Stored data =>

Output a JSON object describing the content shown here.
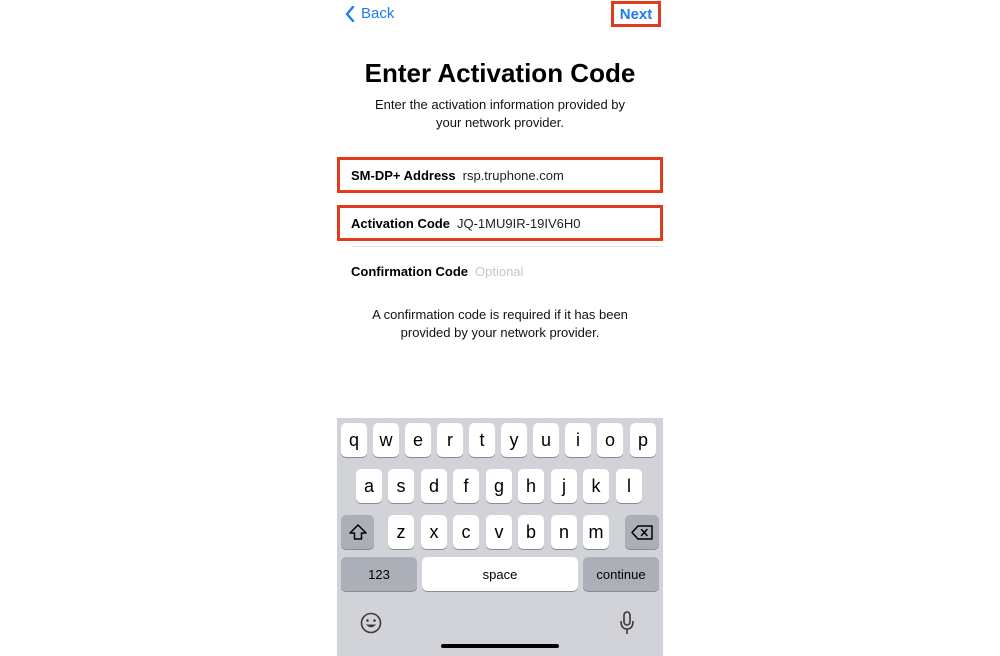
{
  "nav": {
    "back_label": "Back",
    "next_label": "Next"
  },
  "header": {
    "title": "Enter Activation Code",
    "subtitle_line1": "Enter the activation information provided by",
    "subtitle_line2": "your network provider."
  },
  "form": {
    "smdp_label": "SM-DP+ Address",
    "smdp_value": "rsp.truphone.com",
    "activation_label": "Activation Code",
    "activation_value": "JQ-1MU9IR-19IV6H0",
    "confirmation_label": "Confirmation Code",
    "confirmation_placeholder": "Optional"
  },
  "note": {
    "line1": "A confirmation code is required if it has been",
    "line2": "provided by your network provider."
  },
  "keyboard": {
    "row1": [
      "q",
      "w",
      "e",
      "r",
      "t",
      "y",
      "u",
      "i",
      "o",
      "p"
    ],
    "row2": [
      "a",
      "s",
      "d",
      "f",
      "g",
      "h",
      "j",
      "k",
      "l"
    ],
    "row3": [
      "z",
      "x",
      "c",
      "v",
      "b",
      "n",
      "m"
    ],
    "numbers_label": "123",
    "space_label": "space",
    "continue_label": "continue",
    "icons": [
      "shift-icon",
      "delete-icon",
      "emoji-icon",
      "microphone-icon"
    ]
  },
  "colors": {
    "accent": "#1f7bf0",
    "highlight": "#e23a1c",
    "keyboard_bg": "#d2d3d8"
  }
}
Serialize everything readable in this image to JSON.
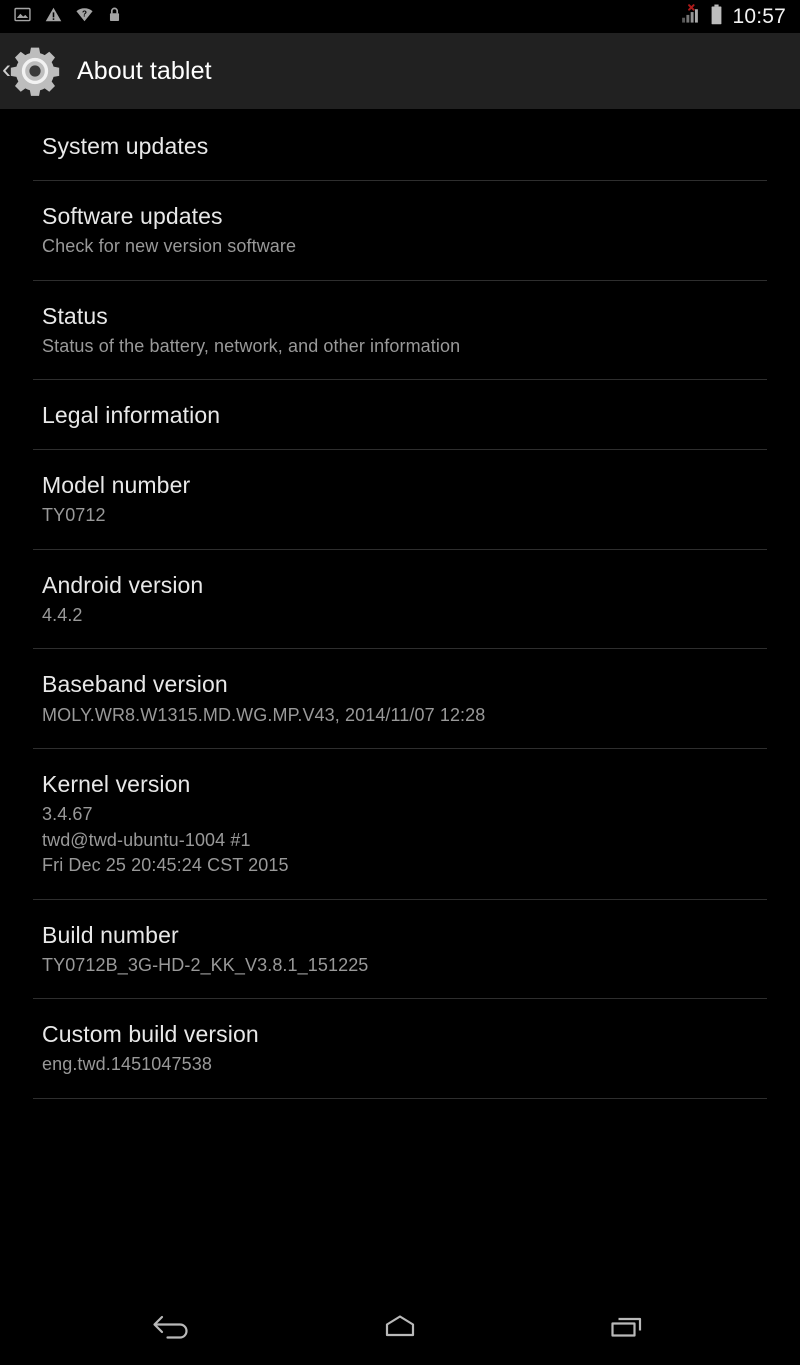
{
  "status_bar": {
    "icons_left": [
      {
        "name": "screenshot-icon",
        "label": "Screenshot captured"
      },
      {
        "name": "warning-icon",
        "label": "Warning"
      },
      {
        "name": "wifi-unknown-icon",
        "label": "Wi-Fi unknown"
      },
      {
        "name": "lock-icon",
        "label": "Screen locked"
      }
    ],
    "icons_right": [
      {
        "name": "signal-no-sim-icon",
        "label": "No SIM card"
      },
      {
        "name": "battery-icon",
        "label": "Battery"
      }
    ],
    "clock": "10:57"
  },
  "action_bar": {
    "back_chevron": "‹",
    "icon": "settings-gear-icon",
    "title": "About tablet"
  },
  "list": {
    "items": [
      {
        "name": "system-updates",
        "title": "System updates",
        "sub": []
      },
      {
        "name": "software-updates",
        "title": "Software updates",
        "sub": [
          "Check for new version software"
        ]
      },
      {
        "name": "status",
        "title": "Status",
        "sub": [
          "Status of the battery, network, and other information"
        ]
      },
      {
        "name": "legal-information",
        "title": "Legal information",
        "sub": []
      },
      {
        "name": "model-number",
        "title": "Model number",
        "sub": [
          "TY0712"
        ]
      },
      {
        "name": "android-version",
        "title": "Android version",
        "sub": [
          "4.4.2"
        ]
      },
      {
        "name": "baseband-version",
        "title": "Baseband version",
        "sub": [
          "MOLY.WR8.W1315.MD.WG.MP.V43, 2014/11/07 12:28"
        ]
      },
      {
        "name": "kernel-version",
        "title": "Kernel version",
        "sub": [
          "3.4.67",
          "twd@twd-ubuntu-1004 #1",
          "Fri Dec 25 20:45:24 CST 2015"
        ]
      },
      {
        "name": "build-number",
        "title": "Build number",
        "sub": [
          "TY0712B_3G-HD-2_KK_V3.8.1_151225"
        ]
      },
      {
        "name": "custom-build-version",
        "title": "Custom build version",
        "sub": [
          "eng.twd.1451047538"
        ]
      }
    ]
  },
  "nav_bar": {
    "buttons": [
      {
        "name": "nav-back-button",
        "label": "Back"
      },
      {
        "name": "nav-home-button",
        "label": "Home"
      },
      {
        "name": "nav-recents-button",
        "label": "Recent apps"
      }
    ]
  },
  "colors": {
    "background": "#000000",
    "action_bar": "#212121",
    "title_text": "#e8e8e8",
    "summary_text": "#999999",
    "divider": "#2e2e2e",
    "icon_gray": "#bdbdbd",
    "alert_red": "#d32020"
  }
}
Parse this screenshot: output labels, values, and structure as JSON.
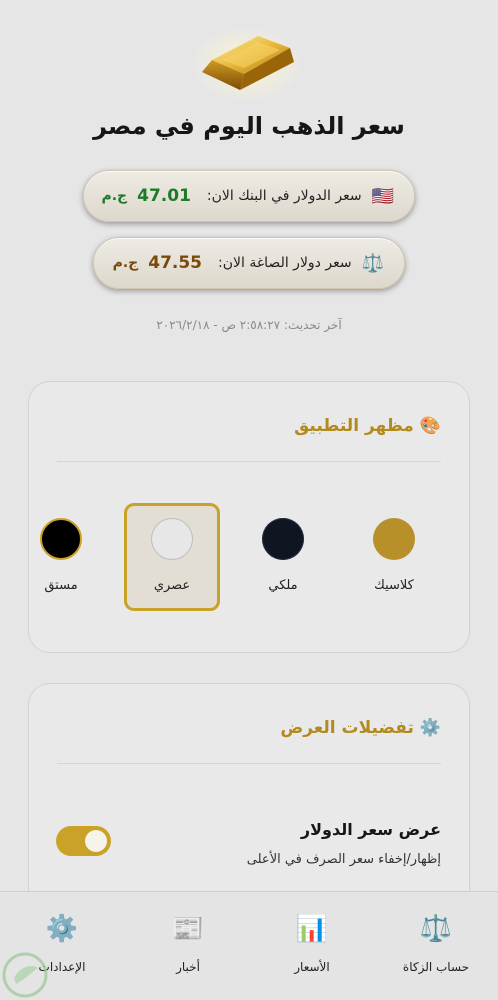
{
  "header": {
    "title": "سعر الذهب اليوم في مصر",
    "bank_rate": {
      "flag_icon": "🇺🇸",
      "label": "سعر الدولار في البنك الان:",
      "value": "47.01",
      "currency": "ج.م",
      "color": "#1d7a2a"
    },
    "goldsmith_rate": {
      "icon": "⚖️",
      "label": "سعر دولار الصاغة الان:",
      "value": "47.55",
      "currency": "ج.م",
      "color": "#7a4a0a"
    },
    "last_updated": "آخر تحديث: ٢:٥٨:٢٧ ص - ٢٠٢٦/٢/١٨"
  },
  "theme_card": {
    "icon": "🎨",
    "title": "مظهر التطبيق",
    "themes": [
      {
        "label": "كلاسيك",
        "color": "#b8902a",
        "selected": false
      },
      {
        "label": "ملكي",
        "color": "#101522",
        "selected": false
      },
      {
        "label": "عصري",
        "color": "#e7e7e7",
        "selected": true
      },
      {
        "label": "مستق",
        "color": "#000000",
        "selected": false
      }
    ],
    "accent": "#c9a227"
  },
  "display_card": {
    "icon": "⚙️",
    "title": "تفضيلات العرض",
    "option_title": "عرض سعر الدولار",
    "option_subtitle": "إظهار/إخفاء سعر الصرف في الأعلى",
    "toggle_on": true
  },
  "bottom_nav": [
    {
      "label": "حساب الزكاة",
      "icon": "⚖️"
    },
    {
      "label": "الأسعار",
      "icon": "📊"
    },
    {
      "label": "أخبار",
      "icon": "📰"
    },
    {
      "label": "الإعدادات",
      "icon": "⚙️"
    }
  ]
}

What is required => Transcribe every line from the records above without alteration, and leave out the images.

Response to this exercise =>
Output a JSON object describing the content shown here.
{
  "nav": {
    "back_label": "Back",
    "next_label": "Next"
  },
  "header": {
    "title": "Enter Activation Code",
    "subtitle_line1": "Enter the activation information provided by",
    "subtitle_line2": "your network provider."
  },
  "form": {
    "smdp_label": "SM-DP+ Address",
    "smdp_value": "rsp.truphone.com",
    "activation_label": "Activation Code",
    "activation_value": "JQ-1MU9IR-19IV6H0",
    "confirmation_label": "Confirmation Code",
    "confirmation_placeholder": "Optional"
  },
  "note": {
    "line1": "A confirmation code is required if it has been",
    "line2": "provided by your network provider."
  },
  "keyboard": {
    "row1": [
      "q",
      "w",
      "e",
      "r",
      "t",
      "y",
      "u",
      "i",
      "o",
      "p"
    ],
    "row2": [
      "a",
      "s",
      "d",
      "f",
      "g",
      "h",
      "j",
      "k",
      "l"
    ],
    "row3": [
      "z",
      "x",
      "c",
      "v",
      "b",
      "n",
      "m"
    ],
    "numbers_label": "123",
    "space_label": "space",
    "continue_label": "continue",
    "icons": [
      "shift-icon",
      "delete-icon",
      "emoji-icon",
      "microphone-icon"
    ]
  },
  "colors": {
    "accent": "#1f7bf0",
    "highlight": "#e23a1c",
    "keyboard_bg": "#d2d3d8"
  }
}
Serialize everything readable in this image to JSON.
{
  "status_bar": {
    "icons_left": [
      {
        "name": "screenshot-icon",
        "label": "Screenshot captured"
      },
      {
        "name": "warning-icon",
        "label": "Warning"
      },
      {
        "name": "wifi-unknown-icon",
        "label": "Wi-Fi unknown"
      },
      {
        "name": "lock-icon",
        "label": "Screen locked"
      }
    ],
    "icons_right": [
      {
        "name": "signal-no-sim-icon",
        "label": "No SIM card"
      },
      {
        "name": "battery-icon",
        "label": "Battery"
      }
    ],
    "clock": "10:57"
  },
  "action_bar": {
    "back_chevron": "‹",
    "icon": "settings-gear-icon",
    "title": "About tablet"
  },
  "list": {
    "items": [
      {
        "name": "system-updates",
        "title": "System updates",
        "sub": []
      },
      {
        "name": "software-updates",
        "title": "Software updates",
        "sub": [
          "Check for new version software"
        ]
      },
      {
        "name": "status",
        "title": "Status",
        "sub": [
          "Status of the battery, network, and other information"
        ]
      },
      {
        "name": "legal-information",
        "title": "Legal information",
        "sub": []
      },
      {
        "name": "model-number",
        "title": "Model number",
        "sub": [
          "TY0712"
        ]
      },
      {
        "name": "android-version",
        "title": "Android version",
        "sub": [
          "4.4.2"
        ]
      },
      {
        "name": "baseband-version",
        "title": "Baseband version",
        "sub": [
          "MOLY.WR8.W1315.MD.WG.MP.V43, 2014/11/07 12:28"
        ]
      },
      {
        "name": "kernel-version",
        "title": "Kernel version",
        "sub": [
          "3.4.67",
          "twd@twd-ubuntu-1004 #1",
          "Fri Dec 25 20:45:24 CST 2015"
        ]
      },
      {
        "name": "build-number",
        "title": "Build number",
        "sub": [
          "TY0712B_3G-HD-2_KK_V3.8.1_151225"
        ]
      },
      {
        "name": "custom-build-version",
        "title": "Custom build version",
        "sub": [
          "eng.twd.1451047538"
        ]
      }
    ]
  },
  "nav_bar": {
    "buttons": [
      {
        "name": "nav-back-button",
        "label": "Back"
      },
      {
        "name": "nav-home-button",
        "label": "Home"
      },
      {
        "name": "nav-recents-button",
        "label": "Recent apps"
      }
    ]
  },
  "colors": {
    "background": "#000000",
    "action_bar": "#212121",
    "title_text": "#e8e8e8",
    "summary_text": "#999999",
    "divider": "#2e2e2e",
    "icon_gray": "#bdbdbd",
    "alert_red": "#d32020"
  }
}
Parse this screenshot: output labels, values, and structure as JSON.
{
  "header": {
    "title": "سعر الذهب اليوم في مصر",
    "bank_rate": {
      "flag_icon": "🇺🇸",
      "label": "سعر الدولار في البنك الان:",
      "value": "47.01",
      "currency": "ج.م",
      "color": "#1d7a2a"
    },
    "goldsmith_rate": {
      "icon": "⚖️",
      "label": "سعر دولار الصاغة الان:",
      "value": "47.55",
      "currency": "ج.م",
      "color": "#7a4a0a"
    },
    "last_updated": "آخر تحديث: ٢:٥٨:٢٧ ص - ٢٠٢٦/٢/١٨"
  },
  "theme_card": {
    "icon": "🎨",
    "title": "مظهر التطبيق",
    "themes": [
      {
        "label": "كلاسيك",
        "color": "#b8902a",
        "selected": false
      },
      {
        "label": "ملكي",
        "color": "#101522",
        "selected": false
      },
      {
        "label": "عصري",
        "color": "#e7e7e7",
        "selected": true
      },
      {
        "label": "مستق",
        "color": "#000000",
        "selected": false
      }
    ],
    "accent": "#c9a227"
  },
  "display_card": {
    "icon": "⚙️",
    "title": "تفضيلات العرض",
    "option_title": "عرض سعر الدولار",
    "option_subtitle": "إظهار/إخفاء سعر الصرف في الأعلى",
    "toggle_on": true
  },
  "bottom_nav": [
    {
      "label": "حساب الزكاة",
      "icon": "⚖️"
    },
    {
      "label": "الأسعار",
      "icon": "📊"
    },
    {
      "label": "أخبار",
      "icon": "📰"
    },
    {
      "label": "الإعدادات",
      "icon": "⚙️"
    }
  ]
}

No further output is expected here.